[What this task involves]:
Copy out the listing in full, exactly as written, but not its pictures.

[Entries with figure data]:
⟨

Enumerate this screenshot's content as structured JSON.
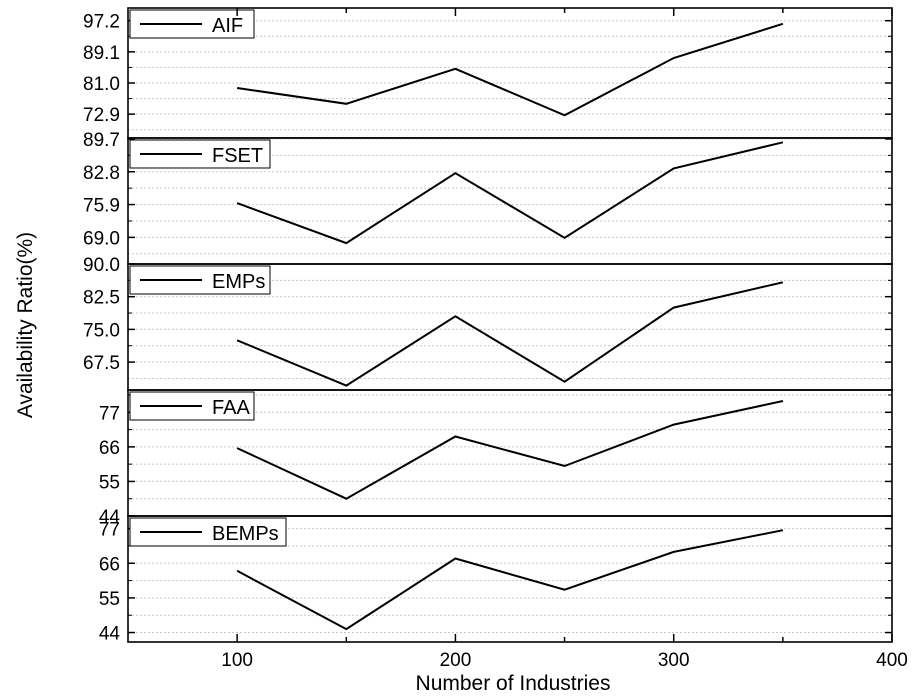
{
  "chart_data": {
    "type": "line",
    "layout": "stacked-panels",
    "xlabel": "Number of Industries",
    "ylabel": "Availability Ratio(%)",
    "xlim": [
      50,
      400
    ],
    "xticks": [
      100,
      200,
      300,
      400
    ],
    "x": [
      100,
      150,
      200,
      250,
      300,
      350
    ],
    "grid": "horizontal-dotted",
    "legend_placement": "top-left",
    "line_color": "#000000",
    "panels": [
      {
        "series": [
          {
            "name": "AIF",
            "values": [
              79.7,
              75.6,
              84.7,
              72.6,
              87.5,
              96.4
            ]
          }
        ],
        "ylim": [
          66.7,
          100.5
        ],
        "yticks": [
          72.9,
          81.0,
          89.1,
          97.2
        ],
        "ytick_labels": [
          "72.9",
          "81.0",
          "89.1",
          "97.2"
        ]
      },
      {
        "series": [
          {
            "name": "FSET",
            "values": [
              76.2,
              67.8,
              82.5,
              68.9,
              83.5,
              89.0
            ]
          }
        ],
        "ylim": [
          63.4,
          89.9
        ],
        "yticks": [
          69.0,
          75.9,
          82.8,
          89.7
        ],
        "ytick_labels": [
          "69.0",
          "75.9",
          "82.8",
          "89.7"
        ]
      },
      {
        "series": [
          {
            "name": "EMPs",
            "values": [
              72.5,
              62.1,
              78.0,
              63.0,
              80.0,
              85.8
            ]
          }
        ],
        "ylim": [
          61.1,
          90.0
        ],
        "yticks": [
          67.5,
          75.0,
          82.5,
          90.0
        ],
        "ytick_labels": [
          "67.5",
          "75.0",
          "82.5",
          "90.0"
        ]
      },
      {
        "series": [
          {
            "name": "FAA",
            "values": [
              65.6,
              49.5,
              69.3,
              59.9,
              73.1,
              80.6
            ]
          }
        ],
        "ylim": [
          44.0,
          84.1
        ],
        "yticks": [
          44,
          55,
          66,
          77
        ],
        "ytick_labels": [
          "44",
          "55",
          "66",
          "77"
        ]
      },
      {
        "series": [
          {
            "name": "BEMPs",
            "values": [
              63.6,
              45.1,
              67.5,
              57.6,
              69.6,
              76.5
            ]
          }
        ],
        "ylim": [
          41.0,
          81.0
        ],
        "yticks": [
          44,
          55,
          66,
          77
        ],
        "ytick_labels": [
          "44",
          "55",
          "66",
          "77"
        ]
      }
    ]
  }
}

⟩

[Solved problem]:
Enumerate this screenshot's content as structured JSON.
{
  "chart_data": {
    "type": "line",
    "layout": "stacked-panels",
    "xlabel": "Number of Industries",
    "ylabel": "Availability Ratio(%)",
    "xlim": [
      50,
      400
    ],
    "xticks": [
      100,
      200,
      300,
      400
    ],
    "x": [
      100,
      150,
      200,
      250,
      300,
      350
    ],
    "grid": "horizontal-dotted",
    "legend_placement": "top-left",
    "line_color": "#000000",
    "panels": [
      {
        "series": [
          {
            "name": "AIF",
            "values": [
              79.7,
              75.6,
              84.7,
              72.6,
              87.5,
              96.4
            ]
          }
        ],
        "ylim": [
          66.7,
          100.5
        ],
        "yticks": [
          72.9,
          81.0,
          89.1,
          97.2
        ],
        "ytick_labels": [
          "72.9",
          "81.0",
          "89.1",
          "97.2"
        ]
      },
      {
        "series": [
          {
            "name": "FSET",
            "values": [
              76.2,
              67.8,
              82.5,
              68.9,
              83.5,
              89.0
            ]
          }
        ],
        "ylim": [
          63.4,
          89.9
        ],
        "yticks": [
          69.0,
          75.9,
          82.8,
          89.7
        ],
        "ytick_labels": [
          "69.0",
          "75.9",
          "82.8",
          "89.7"
        ]
      },
      {
        "series": [
          {
            "name": "EMPs",
            "values": [
              72.5,
              62.1,
              78.0,
              63.0,
              80.0,
              85.8
            ]
          }
        ],
        "ylim": [
          61.1,
          90.0
        ],
        "yticks": [
          67.5,
          75.0,
          82.5,
          90.0
        ],
        "ytick_labels": [
          "67.5",
          "75.0",
          "82.5",
          "90.0"
        ]
      },
      {
        "series": [
          {
            "name": "FAA",
            "values": [
              65.6,
              49.5,
              69.3,
              59.9,
              73.1,
              80.6
            ]
          }
        ],
        "ylim": [
          44.0,
          84.1
        ],
        "yticks": [
          44,
          55,
          66,
          77
        ],
        "ytick_labels": [
          "44",
          "55",
          "66",
          "77"
        ]
      },
      {
        "series": [
          {
            "name": "BEMPs",
            "values": [
              63.6,
              45.1,
              67.5,
              57.6,
              69.6,
              76.5
            ]
          }
        ],
        "ylim": [
          41.0,
          81.0
        ],
        "yticks": [
          44,
          55,
          66,
          77
        ],
        "ytick_labels": [
          "44",
          "55",
          "66",
          "77"
        ]
      }
    ]
  }
}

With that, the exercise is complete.